§ **Problem to work on**: In the items below, output as a numbered list the lines starting at the one containing "product-name[interactable]: Bellis 'Bellisima'" and ending at the one containing "sale-price: £2.54 [462,717,531,747]", leaving out any blank lines.

§ **Material to process**:
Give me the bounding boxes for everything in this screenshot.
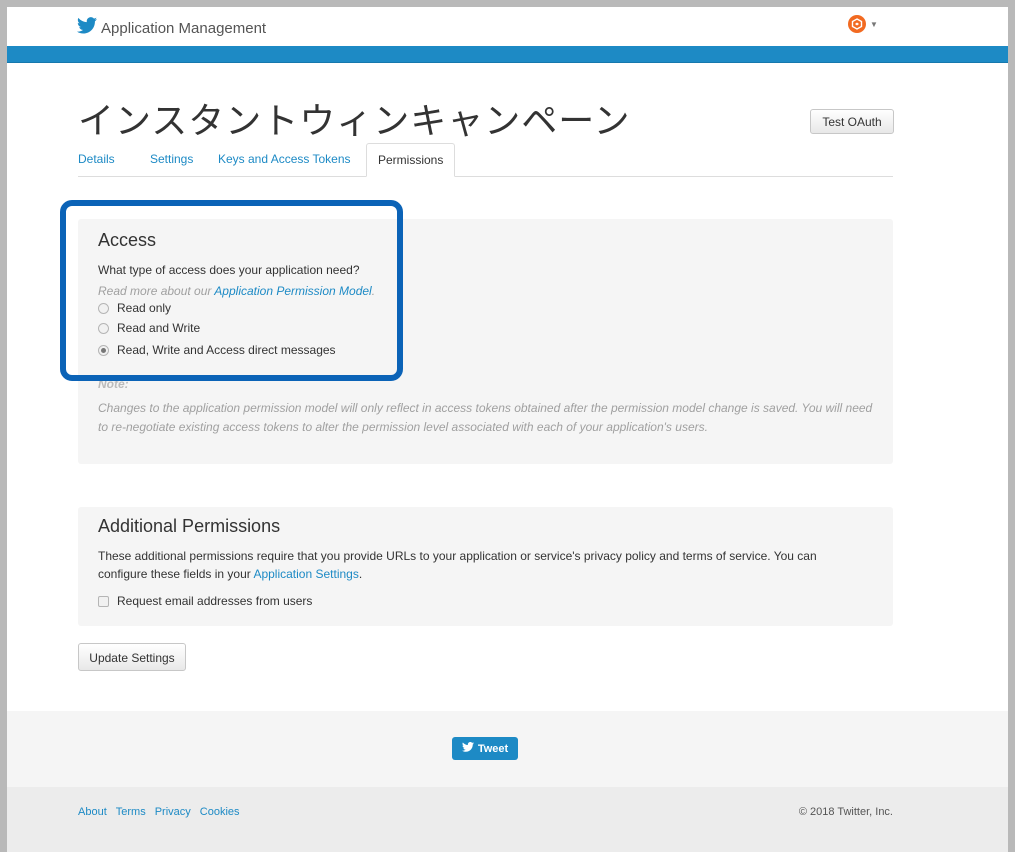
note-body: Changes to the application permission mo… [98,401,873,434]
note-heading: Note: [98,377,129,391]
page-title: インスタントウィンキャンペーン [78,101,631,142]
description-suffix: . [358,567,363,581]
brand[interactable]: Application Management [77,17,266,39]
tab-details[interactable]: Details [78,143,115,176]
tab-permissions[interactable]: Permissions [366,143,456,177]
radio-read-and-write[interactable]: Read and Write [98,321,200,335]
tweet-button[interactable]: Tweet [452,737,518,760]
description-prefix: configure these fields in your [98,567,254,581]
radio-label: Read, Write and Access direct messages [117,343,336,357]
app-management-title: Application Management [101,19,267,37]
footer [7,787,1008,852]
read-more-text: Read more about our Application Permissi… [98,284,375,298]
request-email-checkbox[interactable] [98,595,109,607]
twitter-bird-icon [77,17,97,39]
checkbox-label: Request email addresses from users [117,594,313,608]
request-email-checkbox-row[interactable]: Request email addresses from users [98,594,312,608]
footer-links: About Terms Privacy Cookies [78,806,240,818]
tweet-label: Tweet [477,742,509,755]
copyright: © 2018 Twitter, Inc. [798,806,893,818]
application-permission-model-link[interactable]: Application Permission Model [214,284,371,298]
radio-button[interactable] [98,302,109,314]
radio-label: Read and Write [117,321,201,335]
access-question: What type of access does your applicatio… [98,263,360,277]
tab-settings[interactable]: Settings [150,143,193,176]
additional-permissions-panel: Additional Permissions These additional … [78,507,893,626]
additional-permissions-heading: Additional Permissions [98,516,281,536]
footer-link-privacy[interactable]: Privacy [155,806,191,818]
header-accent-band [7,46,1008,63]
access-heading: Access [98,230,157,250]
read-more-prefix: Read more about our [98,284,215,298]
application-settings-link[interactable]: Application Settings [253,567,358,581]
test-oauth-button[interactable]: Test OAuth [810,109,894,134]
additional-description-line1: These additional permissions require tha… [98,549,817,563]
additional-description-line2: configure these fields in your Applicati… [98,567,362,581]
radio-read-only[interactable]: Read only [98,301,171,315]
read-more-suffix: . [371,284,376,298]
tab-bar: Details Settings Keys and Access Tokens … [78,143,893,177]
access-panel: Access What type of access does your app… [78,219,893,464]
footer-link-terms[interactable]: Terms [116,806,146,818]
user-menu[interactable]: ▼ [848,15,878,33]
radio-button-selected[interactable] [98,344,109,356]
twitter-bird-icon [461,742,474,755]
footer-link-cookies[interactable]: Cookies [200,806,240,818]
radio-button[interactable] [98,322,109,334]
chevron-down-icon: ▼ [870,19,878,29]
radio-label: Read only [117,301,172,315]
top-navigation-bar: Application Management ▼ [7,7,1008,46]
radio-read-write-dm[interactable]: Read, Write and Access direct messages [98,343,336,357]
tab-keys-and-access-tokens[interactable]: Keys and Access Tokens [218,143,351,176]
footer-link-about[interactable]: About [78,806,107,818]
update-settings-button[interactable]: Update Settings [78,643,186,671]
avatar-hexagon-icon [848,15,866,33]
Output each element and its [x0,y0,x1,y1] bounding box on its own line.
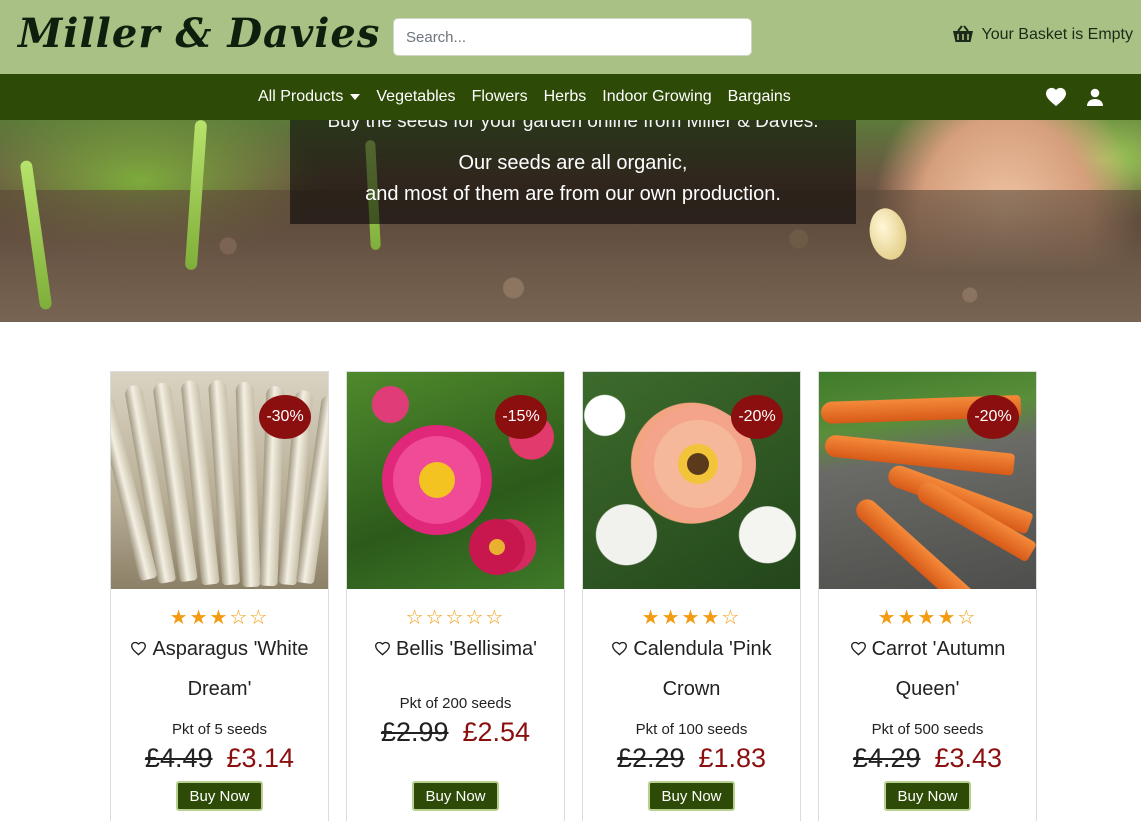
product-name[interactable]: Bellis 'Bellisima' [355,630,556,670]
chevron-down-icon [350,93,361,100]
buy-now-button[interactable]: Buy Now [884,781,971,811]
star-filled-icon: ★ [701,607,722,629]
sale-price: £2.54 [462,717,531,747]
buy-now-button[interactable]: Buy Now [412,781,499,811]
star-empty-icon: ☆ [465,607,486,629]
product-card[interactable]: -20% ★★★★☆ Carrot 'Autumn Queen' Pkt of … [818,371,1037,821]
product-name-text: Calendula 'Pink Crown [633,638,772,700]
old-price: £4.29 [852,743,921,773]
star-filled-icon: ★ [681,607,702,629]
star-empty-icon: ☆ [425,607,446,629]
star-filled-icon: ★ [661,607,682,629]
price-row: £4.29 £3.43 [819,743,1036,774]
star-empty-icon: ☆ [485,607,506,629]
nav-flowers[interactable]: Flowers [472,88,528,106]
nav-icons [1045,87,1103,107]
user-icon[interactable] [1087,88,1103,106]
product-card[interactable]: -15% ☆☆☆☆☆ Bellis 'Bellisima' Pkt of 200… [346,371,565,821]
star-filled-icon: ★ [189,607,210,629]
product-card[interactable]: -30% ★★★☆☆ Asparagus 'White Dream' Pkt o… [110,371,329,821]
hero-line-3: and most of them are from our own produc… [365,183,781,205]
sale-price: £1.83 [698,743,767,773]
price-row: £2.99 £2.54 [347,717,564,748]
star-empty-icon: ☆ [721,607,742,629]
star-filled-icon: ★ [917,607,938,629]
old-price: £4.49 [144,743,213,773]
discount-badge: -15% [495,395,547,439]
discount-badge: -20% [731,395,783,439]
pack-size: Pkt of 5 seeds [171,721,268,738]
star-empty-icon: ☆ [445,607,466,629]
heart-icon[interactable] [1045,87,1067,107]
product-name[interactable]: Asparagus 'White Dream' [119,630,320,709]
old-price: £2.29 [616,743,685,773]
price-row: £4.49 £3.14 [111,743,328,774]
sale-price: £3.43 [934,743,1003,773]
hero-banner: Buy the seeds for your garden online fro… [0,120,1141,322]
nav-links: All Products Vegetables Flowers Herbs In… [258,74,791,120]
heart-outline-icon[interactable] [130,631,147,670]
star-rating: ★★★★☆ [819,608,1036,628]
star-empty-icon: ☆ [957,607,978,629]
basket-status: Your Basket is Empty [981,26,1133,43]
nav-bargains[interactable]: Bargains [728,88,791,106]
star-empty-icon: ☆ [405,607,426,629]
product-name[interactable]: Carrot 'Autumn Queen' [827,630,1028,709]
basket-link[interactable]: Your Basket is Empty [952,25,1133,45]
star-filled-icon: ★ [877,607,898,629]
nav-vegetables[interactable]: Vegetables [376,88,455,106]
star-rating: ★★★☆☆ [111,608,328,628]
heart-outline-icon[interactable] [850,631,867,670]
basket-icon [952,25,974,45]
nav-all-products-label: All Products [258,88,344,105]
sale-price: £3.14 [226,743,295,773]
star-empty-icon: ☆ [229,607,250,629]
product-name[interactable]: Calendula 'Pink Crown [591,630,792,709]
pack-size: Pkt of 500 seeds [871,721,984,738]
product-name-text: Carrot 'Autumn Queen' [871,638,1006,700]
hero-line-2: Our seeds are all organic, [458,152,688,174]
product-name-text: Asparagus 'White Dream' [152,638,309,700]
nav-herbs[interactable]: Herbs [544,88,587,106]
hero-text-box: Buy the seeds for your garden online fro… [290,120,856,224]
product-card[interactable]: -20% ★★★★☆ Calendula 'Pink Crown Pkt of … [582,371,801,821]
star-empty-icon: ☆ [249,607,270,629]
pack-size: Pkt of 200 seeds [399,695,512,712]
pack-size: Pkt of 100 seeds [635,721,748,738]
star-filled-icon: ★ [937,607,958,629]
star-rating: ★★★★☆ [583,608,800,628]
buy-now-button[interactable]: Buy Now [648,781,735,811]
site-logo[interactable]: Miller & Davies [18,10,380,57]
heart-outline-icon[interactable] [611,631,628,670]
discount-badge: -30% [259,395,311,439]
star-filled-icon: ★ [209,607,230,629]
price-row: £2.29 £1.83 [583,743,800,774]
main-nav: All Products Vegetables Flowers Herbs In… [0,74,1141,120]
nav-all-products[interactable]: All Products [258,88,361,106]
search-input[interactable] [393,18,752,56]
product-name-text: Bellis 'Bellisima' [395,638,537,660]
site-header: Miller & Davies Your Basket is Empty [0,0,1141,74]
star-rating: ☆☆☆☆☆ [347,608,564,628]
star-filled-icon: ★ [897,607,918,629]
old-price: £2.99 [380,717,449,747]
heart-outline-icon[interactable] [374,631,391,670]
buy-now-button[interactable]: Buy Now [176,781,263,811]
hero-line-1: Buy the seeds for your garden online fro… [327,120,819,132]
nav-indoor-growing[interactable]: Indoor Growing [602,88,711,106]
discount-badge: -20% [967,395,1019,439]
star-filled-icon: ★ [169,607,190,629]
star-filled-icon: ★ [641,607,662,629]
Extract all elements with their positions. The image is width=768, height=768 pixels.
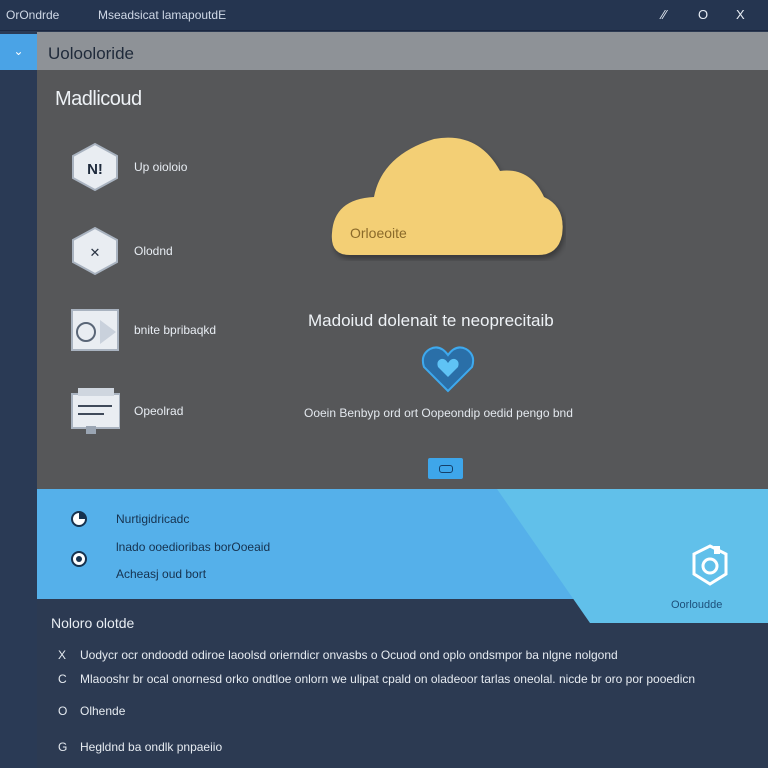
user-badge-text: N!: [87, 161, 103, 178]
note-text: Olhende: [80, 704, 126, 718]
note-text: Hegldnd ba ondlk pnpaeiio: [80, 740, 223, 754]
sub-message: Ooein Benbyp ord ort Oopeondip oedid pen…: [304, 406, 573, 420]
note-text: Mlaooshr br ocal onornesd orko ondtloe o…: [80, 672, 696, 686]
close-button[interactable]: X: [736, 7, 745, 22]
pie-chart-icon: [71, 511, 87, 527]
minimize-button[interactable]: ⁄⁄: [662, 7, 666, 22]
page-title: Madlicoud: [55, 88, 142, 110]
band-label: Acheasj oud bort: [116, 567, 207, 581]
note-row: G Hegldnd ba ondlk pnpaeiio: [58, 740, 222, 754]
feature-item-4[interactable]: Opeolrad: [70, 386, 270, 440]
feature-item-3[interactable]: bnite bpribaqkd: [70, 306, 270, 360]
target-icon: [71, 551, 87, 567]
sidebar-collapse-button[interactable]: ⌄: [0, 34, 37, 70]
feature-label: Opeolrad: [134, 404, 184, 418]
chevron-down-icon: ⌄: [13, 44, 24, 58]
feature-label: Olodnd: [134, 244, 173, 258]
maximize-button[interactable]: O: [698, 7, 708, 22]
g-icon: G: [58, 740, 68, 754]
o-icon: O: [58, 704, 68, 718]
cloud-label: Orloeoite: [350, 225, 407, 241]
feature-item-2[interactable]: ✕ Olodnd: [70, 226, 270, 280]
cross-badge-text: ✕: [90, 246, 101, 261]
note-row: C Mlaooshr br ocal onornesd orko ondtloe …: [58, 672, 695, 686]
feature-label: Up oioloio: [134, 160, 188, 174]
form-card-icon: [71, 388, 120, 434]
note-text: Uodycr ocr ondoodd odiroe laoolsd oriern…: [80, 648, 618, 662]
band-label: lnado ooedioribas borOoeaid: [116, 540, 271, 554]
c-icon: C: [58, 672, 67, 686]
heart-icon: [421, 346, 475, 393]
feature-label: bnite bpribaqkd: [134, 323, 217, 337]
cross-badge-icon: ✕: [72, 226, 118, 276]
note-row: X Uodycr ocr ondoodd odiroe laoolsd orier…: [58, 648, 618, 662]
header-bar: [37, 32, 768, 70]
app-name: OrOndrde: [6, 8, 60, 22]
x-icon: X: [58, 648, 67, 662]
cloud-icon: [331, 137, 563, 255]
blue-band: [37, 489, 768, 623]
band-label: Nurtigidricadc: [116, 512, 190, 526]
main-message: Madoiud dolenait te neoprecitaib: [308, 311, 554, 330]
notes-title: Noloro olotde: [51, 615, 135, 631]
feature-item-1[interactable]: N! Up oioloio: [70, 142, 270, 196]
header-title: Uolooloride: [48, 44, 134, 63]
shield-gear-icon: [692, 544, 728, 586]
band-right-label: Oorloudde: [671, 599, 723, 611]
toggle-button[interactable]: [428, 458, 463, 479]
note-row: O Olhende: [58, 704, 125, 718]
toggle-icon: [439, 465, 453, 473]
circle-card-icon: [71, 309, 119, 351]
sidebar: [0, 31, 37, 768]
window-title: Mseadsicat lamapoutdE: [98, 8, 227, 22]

§ **Result for this task**:
1. product-name[interactable]: Bellis 'Bellisima' [355,630,556,670]
2. chevron-down-icon [350,93,361,100]
3. buy-now-button[interactable]: Buy Now [884,781,971,811]
4. star-filled-icon: ★ [701,607,722,629]
5. sale-price: £2.54 [462,717,531,747]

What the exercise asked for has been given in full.